Text section:
===============

This is kind of a repost, someone was extemely helpful in getting me
code but it was for 6800 assembler.......

Here is what I got.

My motorcycle has an output voltage on the gear position sensor as
follows;
1st gear = 1.782v
2nd gear = 2.242v
3rd gear = 2.960v
4th gear = 3.630v
5th gear = 4.310v
6th gear = 4.660v
Neutral = 5.000v

I am awaiting a PIC16F873A and programming board, that should arrive
soon.

What would the code be in order to take the voltage on an analog input
and convert it to the pinouts on the output side to display my various
numbers on a 7 segment LED display. I currently program in VBA so
understand the logic, jsut not sure about the specific syntaxes and
such.

Just like the link below, however I am only going to use a 7-segment
for simplicity. Maybe later I will try a 15 segment. I also will have
no reverse input and no button to reprogram as I am going to make the
code accept a reange of voltage for a given gear.

http://www.sportdevices.com/gearindi...schematics.htm

Any help would be appreciated, as I am quit new to this.
 
B

Byron A Jeff

Jan 1, 1970
0
My motorcycle has an output voltage on the gear position sensor as
[Analog voltages snipped]
I am awaiting a PIC16F873A and programming board, that should arrive
soon.

What kind of programmer did you get? Where did you pick up your
parts? If you have an ongoing relationship with PIC style parts then
Glitchbusters is a good reasource. Randy Jones is a good guy with
good prices. You can find him at http://www.glitchbuster.com
What would the code be in order to take the voltage on an analog input
and convert it to the pinouts on the output side to display my various
numbers on a 7 segment LED display. I currently program in VBA so
understand the logic, jsut not sure about the specific syntaxes and
such.

I have a piece of code that has many of the elements that you need.
It's a sunrise/sunset outdoor light controller with a pot/switch
input interface and a 7 segment LED display. So it has code elements
for setting and reading the ADC, converting hex to 7 segment and
managing multiple displays. You can find it here in my projects
section of my PIC page:

http://www.finitesite.com/d3jsys/index.html#PROJECTS

One additional piece of advise that I have for you is to take some
time and learn how to use the linker. My code was written in absolute
assembler several years ago. Relocatable code is easier to write and
manage. But it does take a bit of reading to get started. Take a read
of the MChip tutorial on its linker while you wait for your stuff:

http://www.engj.ulst.ac.uk/sidk/PIC/mplink_tut.pdf

Hope these resources help.

BAJ
 
J

John Popelish

Jan 1, 1970
0
This is kind of a repost, someone was extemely helpful in getting me
code but it was for 6800 assembler.......

Here is what I got.

My motorcycle has an output voltage on the gear position sensor as
follows;
1st gear = 1.782v
2nd gear = 2.242v
3rd gear = 2.960v
4th gear = 3.630v
5th gear = 4.310v
6th gear = 4.660v
Neutral = 5.000v

I am awaiting a PIC16F873A and programming board, that should arrive
soon.

===============

Raw data:
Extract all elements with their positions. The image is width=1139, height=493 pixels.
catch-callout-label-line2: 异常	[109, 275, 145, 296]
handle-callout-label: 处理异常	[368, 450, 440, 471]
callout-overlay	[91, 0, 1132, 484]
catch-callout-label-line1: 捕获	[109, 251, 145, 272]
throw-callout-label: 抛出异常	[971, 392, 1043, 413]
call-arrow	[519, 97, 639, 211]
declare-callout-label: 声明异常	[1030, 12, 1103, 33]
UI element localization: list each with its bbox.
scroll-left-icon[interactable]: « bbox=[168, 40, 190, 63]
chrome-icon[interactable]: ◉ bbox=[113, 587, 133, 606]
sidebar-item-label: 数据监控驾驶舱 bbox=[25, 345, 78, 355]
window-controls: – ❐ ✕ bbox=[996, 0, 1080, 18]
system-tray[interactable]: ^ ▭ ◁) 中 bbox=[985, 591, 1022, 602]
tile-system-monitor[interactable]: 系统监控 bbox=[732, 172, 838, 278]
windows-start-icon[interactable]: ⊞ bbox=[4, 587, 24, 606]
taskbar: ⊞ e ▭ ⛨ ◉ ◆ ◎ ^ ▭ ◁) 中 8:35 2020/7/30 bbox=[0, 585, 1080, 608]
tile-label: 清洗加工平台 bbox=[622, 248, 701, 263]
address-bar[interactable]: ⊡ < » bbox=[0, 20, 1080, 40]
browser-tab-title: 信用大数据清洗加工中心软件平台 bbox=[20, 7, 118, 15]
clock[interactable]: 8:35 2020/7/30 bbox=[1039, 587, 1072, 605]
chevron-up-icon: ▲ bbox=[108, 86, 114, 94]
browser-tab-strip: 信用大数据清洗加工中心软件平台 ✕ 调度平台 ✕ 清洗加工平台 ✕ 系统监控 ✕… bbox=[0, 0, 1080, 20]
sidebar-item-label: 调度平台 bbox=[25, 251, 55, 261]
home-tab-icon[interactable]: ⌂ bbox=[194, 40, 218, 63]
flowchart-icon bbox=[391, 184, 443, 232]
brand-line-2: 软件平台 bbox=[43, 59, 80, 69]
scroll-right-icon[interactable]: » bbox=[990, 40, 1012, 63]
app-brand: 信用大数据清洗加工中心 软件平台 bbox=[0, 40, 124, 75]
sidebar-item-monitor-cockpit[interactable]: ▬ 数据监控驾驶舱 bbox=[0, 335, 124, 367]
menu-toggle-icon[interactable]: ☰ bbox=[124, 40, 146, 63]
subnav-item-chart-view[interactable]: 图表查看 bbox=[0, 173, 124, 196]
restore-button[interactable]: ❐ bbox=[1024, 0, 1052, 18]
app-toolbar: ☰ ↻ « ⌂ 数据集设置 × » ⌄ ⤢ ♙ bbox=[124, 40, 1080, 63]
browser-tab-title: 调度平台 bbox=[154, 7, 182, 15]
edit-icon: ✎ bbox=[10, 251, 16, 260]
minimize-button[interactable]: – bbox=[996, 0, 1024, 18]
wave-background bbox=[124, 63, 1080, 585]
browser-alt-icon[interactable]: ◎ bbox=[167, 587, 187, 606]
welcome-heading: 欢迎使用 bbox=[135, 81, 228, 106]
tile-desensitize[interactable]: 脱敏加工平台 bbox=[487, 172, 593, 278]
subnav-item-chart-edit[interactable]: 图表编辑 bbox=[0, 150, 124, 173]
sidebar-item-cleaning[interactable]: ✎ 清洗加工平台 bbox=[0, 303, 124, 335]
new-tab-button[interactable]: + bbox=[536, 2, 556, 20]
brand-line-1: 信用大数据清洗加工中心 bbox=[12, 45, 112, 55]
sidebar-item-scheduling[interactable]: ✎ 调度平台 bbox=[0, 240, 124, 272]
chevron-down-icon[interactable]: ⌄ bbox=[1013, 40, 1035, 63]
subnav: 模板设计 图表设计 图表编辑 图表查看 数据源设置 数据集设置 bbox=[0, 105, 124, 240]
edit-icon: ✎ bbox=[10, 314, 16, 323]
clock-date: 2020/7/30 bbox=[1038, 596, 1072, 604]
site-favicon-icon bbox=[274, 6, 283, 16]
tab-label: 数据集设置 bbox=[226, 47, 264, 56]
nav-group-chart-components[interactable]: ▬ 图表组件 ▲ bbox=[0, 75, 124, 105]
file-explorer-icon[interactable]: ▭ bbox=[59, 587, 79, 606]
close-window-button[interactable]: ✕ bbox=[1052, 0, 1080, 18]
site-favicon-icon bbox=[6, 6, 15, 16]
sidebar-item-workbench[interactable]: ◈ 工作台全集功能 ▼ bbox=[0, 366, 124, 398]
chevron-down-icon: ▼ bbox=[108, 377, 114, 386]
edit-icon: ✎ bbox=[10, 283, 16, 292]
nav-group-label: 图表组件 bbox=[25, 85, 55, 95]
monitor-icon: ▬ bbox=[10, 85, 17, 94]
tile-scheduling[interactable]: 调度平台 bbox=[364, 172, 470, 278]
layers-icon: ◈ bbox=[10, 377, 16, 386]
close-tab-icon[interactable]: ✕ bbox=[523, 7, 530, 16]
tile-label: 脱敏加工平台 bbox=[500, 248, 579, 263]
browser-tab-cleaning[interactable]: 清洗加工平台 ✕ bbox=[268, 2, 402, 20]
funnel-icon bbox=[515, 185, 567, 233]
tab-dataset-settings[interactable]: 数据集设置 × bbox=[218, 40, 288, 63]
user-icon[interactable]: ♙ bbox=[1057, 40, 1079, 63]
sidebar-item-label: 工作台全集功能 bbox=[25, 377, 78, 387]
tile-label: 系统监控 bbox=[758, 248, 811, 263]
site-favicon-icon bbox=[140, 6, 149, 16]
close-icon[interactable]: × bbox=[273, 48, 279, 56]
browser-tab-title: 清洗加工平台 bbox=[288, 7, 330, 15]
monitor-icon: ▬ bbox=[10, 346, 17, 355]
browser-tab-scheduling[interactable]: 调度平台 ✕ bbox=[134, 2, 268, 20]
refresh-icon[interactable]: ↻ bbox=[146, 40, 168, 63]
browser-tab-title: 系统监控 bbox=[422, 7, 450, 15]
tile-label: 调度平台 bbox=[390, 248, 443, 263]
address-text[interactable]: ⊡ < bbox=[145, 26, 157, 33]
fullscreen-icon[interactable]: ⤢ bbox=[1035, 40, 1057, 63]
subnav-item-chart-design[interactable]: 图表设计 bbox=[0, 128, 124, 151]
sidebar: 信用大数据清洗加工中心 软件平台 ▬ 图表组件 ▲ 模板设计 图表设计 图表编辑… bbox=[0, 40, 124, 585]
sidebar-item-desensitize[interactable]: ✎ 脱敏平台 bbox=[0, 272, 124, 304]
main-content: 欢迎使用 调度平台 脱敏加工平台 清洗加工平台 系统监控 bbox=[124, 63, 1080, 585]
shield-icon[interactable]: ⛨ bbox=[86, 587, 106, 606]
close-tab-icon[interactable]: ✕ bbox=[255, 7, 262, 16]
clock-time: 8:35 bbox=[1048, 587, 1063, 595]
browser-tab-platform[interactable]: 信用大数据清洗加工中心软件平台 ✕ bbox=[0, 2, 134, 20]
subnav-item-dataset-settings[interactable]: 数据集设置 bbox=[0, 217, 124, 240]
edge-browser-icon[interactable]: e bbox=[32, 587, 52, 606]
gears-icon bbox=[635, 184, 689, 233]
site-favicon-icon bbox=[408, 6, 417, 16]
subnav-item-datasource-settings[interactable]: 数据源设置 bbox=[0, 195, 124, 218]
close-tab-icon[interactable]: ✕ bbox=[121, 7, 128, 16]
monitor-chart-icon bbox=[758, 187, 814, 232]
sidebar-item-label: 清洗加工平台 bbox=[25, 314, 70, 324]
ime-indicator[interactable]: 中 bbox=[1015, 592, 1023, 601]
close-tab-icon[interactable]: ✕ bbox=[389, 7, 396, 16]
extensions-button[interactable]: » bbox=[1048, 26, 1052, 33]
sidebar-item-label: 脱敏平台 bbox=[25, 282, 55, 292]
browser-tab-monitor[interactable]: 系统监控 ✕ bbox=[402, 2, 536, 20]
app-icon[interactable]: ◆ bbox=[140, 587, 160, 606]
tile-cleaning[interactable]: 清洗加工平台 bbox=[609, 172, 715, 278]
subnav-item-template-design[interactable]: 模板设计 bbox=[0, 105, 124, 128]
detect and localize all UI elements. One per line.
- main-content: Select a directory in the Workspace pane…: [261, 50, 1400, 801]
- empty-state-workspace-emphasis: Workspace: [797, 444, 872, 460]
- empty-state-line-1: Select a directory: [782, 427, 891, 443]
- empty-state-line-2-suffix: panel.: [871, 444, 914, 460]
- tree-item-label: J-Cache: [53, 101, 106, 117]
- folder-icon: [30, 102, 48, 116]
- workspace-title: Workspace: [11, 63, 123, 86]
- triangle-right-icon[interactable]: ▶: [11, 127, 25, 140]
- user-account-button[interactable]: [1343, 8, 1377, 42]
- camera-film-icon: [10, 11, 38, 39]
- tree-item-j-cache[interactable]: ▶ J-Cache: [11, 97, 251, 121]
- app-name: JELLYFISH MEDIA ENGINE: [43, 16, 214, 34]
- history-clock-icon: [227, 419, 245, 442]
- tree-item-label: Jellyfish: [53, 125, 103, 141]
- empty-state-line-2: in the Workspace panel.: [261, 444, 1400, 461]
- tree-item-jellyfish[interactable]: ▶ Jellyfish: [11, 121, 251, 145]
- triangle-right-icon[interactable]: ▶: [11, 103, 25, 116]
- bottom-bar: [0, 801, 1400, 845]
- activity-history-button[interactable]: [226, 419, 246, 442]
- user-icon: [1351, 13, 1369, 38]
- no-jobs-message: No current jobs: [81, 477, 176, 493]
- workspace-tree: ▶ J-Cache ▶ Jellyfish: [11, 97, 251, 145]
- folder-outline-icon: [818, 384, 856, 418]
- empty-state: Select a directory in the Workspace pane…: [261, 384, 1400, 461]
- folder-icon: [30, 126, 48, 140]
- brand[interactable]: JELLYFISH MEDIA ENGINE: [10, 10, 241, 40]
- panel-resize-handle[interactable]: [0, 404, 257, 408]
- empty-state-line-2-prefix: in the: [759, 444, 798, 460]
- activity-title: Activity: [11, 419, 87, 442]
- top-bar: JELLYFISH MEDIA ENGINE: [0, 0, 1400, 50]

===============

Given task: In the motorcycle gear indicator thread, please state the voltage the gear position sensor outputs in 3rd gear. The records are drawn from a separate source and are unrelated to the forum thread.

Solution to the exercise: 2.960 volts.